_MATERIAL SHOWN_
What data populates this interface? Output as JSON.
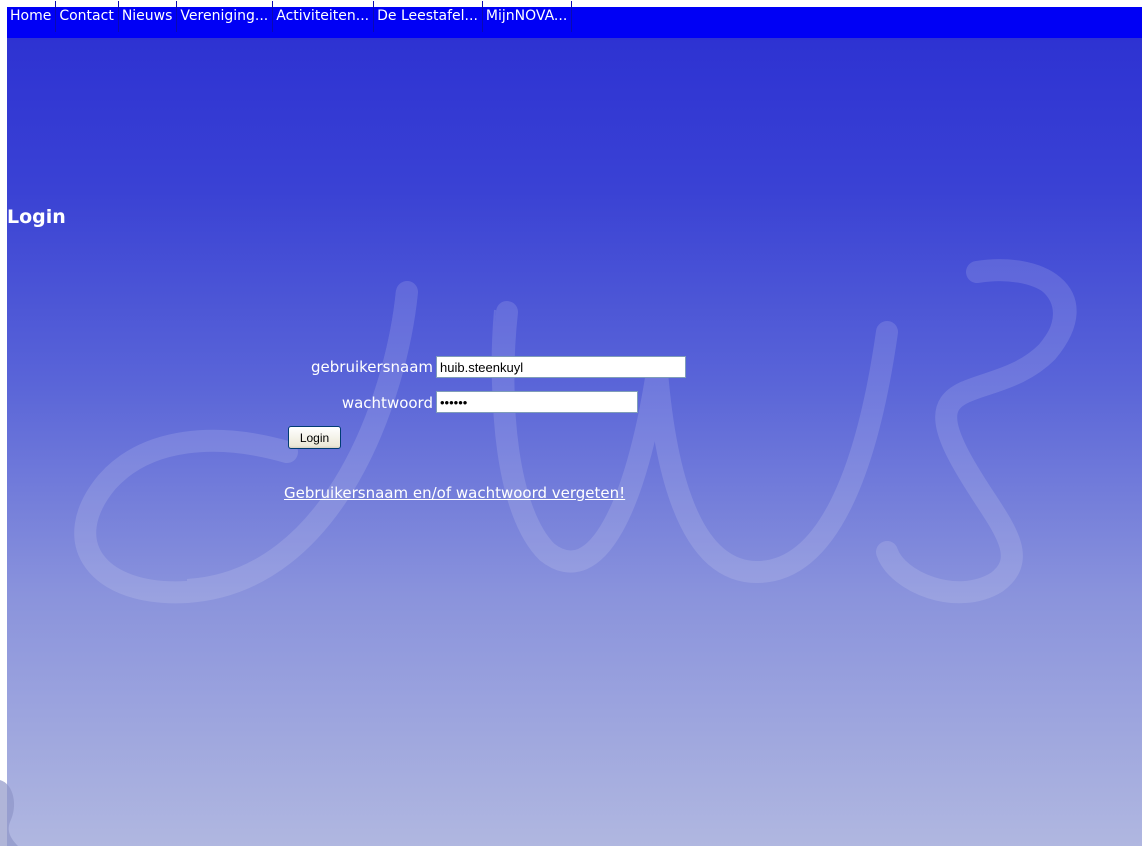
{
  "menu": {
    "items": [
      {
        "label": "Home"
      },
      {
        "label": "Contact"
      },
      {
        "label": "Nieuws"
      },
      {
        "label": "Vereniging..."
      },
      {
        "label": "Activiteiten..."
      },
      {
        "label": "De Leestafel..."
      },
      {
        "label": "MijnNOVA..."
      }
    ]
  },
  "page": {
    "title": "Login"
  },
  "form": {
    "username_label": "gebruikersnaam",
    "username_value": "huib.steenkuyl",
    "password_label": "wachtwoord",
    "password_value": "••••••",
    "submit_label": "Login",
    "forgot_link": "Gebruikersnaam en/of wachtwoord vergeten!"
  },
  "colors": {
    "menubar": "#0000f5",
    "background_top": "#2b2fd2",
    "background_bottom": "#b0b7e0",
    "text": "#ffffff"
  }
}
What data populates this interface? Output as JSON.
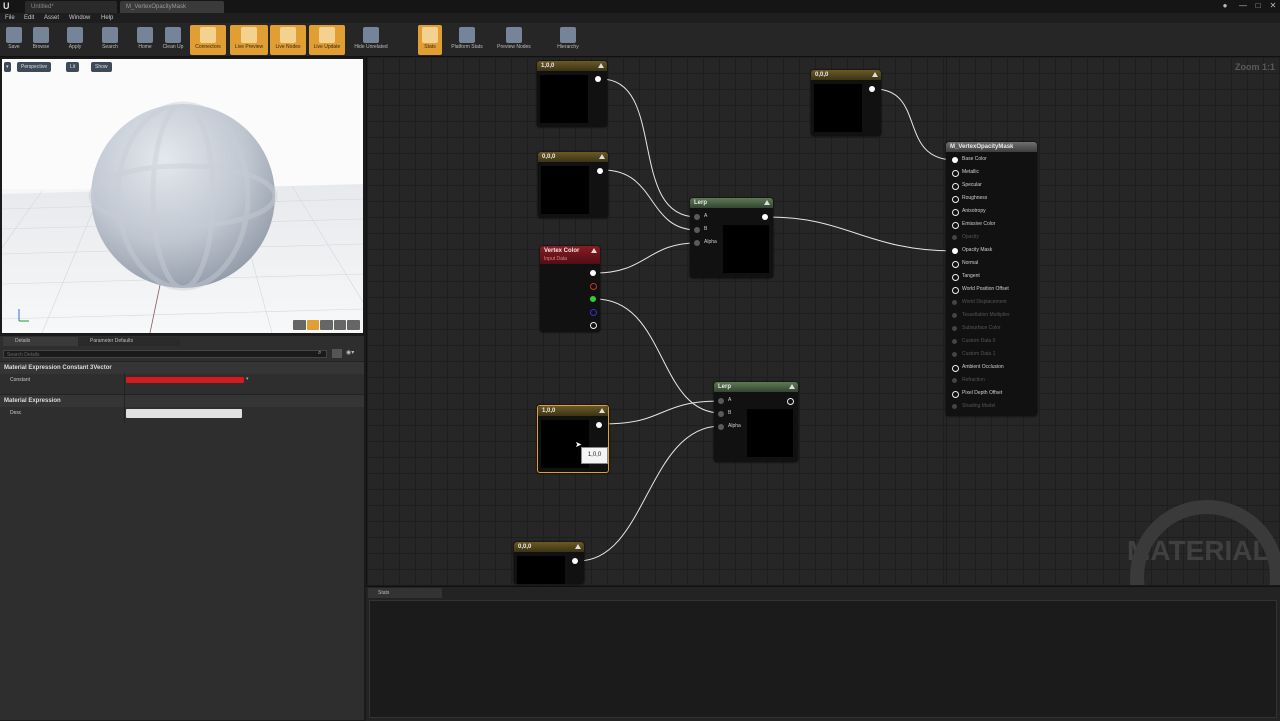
{
  "titlebar": {
    "tabs": [
      "Untitled*",
      "M_VertexOpacityMask"
    ],
    "controls": [
      "●",
      "—",
      "□",
      "✕"
    ]
  },
  "menu": [
    "File",
    "Edit",
    "Asset",
    "Window",
    "Help"
  ],
  "toolbar": [
    {
      "label": "Save",
      "icon": "save-icon",
      "active": false
    },
    {
      "label": "Browse",
      "icon": "browse-icon",
      "active": false
    },
    {
      "label": "Apply",
      "icon": "apply-icon",
      "active": false
    },
    {
      "label": "Search",
      "icon": "search-icon",
      "active": false
    },
    {
      "label": "Home",
      "icon": "home-icon",
      "active": false
    },
    {
      "label": "Clean Up",
      "icon": "clean-up-icon",
      "active": false
    },
    {
      "label": "Connectors",
      "icon": "connectors-icon",
      "active": true
    },
    {
      "label": "Live Preview",
      "icon": "live-preview-icon",
      "active": true
    },
    {
      "label": "Live Nodes",
      "icon": "live-nodes-icon",
      "active": true
    },
    {
      "label": "Live Update",
      "icon": "live-update-icon",
      "active": true
    },
    {
      "label": "Hide Unrelated",
      "icon": "hide-unrelated-icon",
      "active": false
    },
    {
      "label": "Stats",
      "icon": "stats-icon",
      "active": true
    },
    {
      "label": "Platform Stats",
      "icon": "platform-stats-icon",
      "active": false
    },
    {
      "label": "Preview Nodes",
      "icon": "preview-nodes-icon",
      "active": false
    },
    {
      "label": "Hierarchy",
      "icon": "hierarchy-icon",
      "active": false
    }
  ],
  "viewport": {
    "buttons": [
      "Perspective",
      "Lit",
      "Show"
    ]
  },
  "details": {
    "tabs": [
      "Details",
      "Parameter Defaults"
    ],
    "search_placeholder": "Search Details",
    "section1": "Material Expression Constant 3Vector",
    "constant_label": "Constant",
    "section2": "Material Expression",
    "desc_label": "Desc"
  },
  "graph": {
    "zoom": "Zoom 1:1",
    "watermark": "MATERIAL",
    "tooltip": "1,0,0",
    "const_nodes": [
      {
        "id": "c1",
        "title": "1,0,0"
      },
      {
        "id": "c2",
        "title": "0,0,0"
      },
      {
        "id": "c3",
        "title": "0,0,0"
      },
      {
        "id": "c4",
        "title": "1,0,0"
      },
      {
        "id": "c5",
        "title": "0,0,0"
      }
    ],
    "lerp_title": "Lerp",
    "lerp_pins": [
      "A",
      "B",
      "Alpha"
    ],
    "vertex_color": {
      "title": "Vertex Color",
      "subtitle": "Input Data"
    },
    "material": {
      "title": "M_VertexOpacityMask",
      "pins": [
        {
          "label": "Base Color",
          "on": true,
          "connected": true
        },
        {
          "label": "Metallic",
          "on": true,
          "connected": false
        },
        {
          "label": "Specular",
          "on": true,
          "connected": false
        },
        {
          "label": "Roughness",
          "on": true,
          "connected": false
        },
        {
          "label": "Anisotropy",
          "on": true,
          "connected": false
        },
        {
          "label": "Emissive Color",
          "on": true,
          "connected": false
        },
        {
          "label": "Opacity",
          "on": false,
          "connected": false
        },
        {
          "label": "Opacity Mask",
          "on": true,
          "connected": true
        },
        {
          "label": "Normal",
          "on": true,
          "connected": false
        },
        {
          "label": "Tangent",
          "on": true,
          "connected": false
        },
        {
          "label": "World Position Offset",
          "on": true,
          "connected": false
        },
        {
          "label": "World Displacement",
          "on": false,
          "connected": false
        },
        {
          "label": "Tessellation Multiplier",
          "on": false,
          "connected": false
        },
        {
          "label": "Subsurface Color",
          "on": false,
          "connected": false
        },
        {
          "label": "Custom Data 0",
          "on": false,
          "connected": false
        },
        {
          "label": "Custom Data 1",
          "on": false,
          "connected": false
        },
        {
          "label": "Ambient Occlusion",
          "on": true,
          "connected": false
        },
        {
          "label": "Refraction",
          "on": false,
          "connected": false
        },
        {
          "label": "Pixel Depth Offset",
          "on": true,
          "connected": false
        },
        {
          "label": "Shading Model",
          "on": false,
          "connected": false
        }
      ]
    }
  },
  "stats": {
    "tab": "Stats"
  },
  "colors": {
    "accent": "#e19e33",
    "constant_bar": "#d41a1a",
    "wire": "#e6e6e6"
  }
}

_WHAT IS BEING ASKED_
Your answer should be a single number: the count of lines containing the word "Offset".

_SOLUTION_
2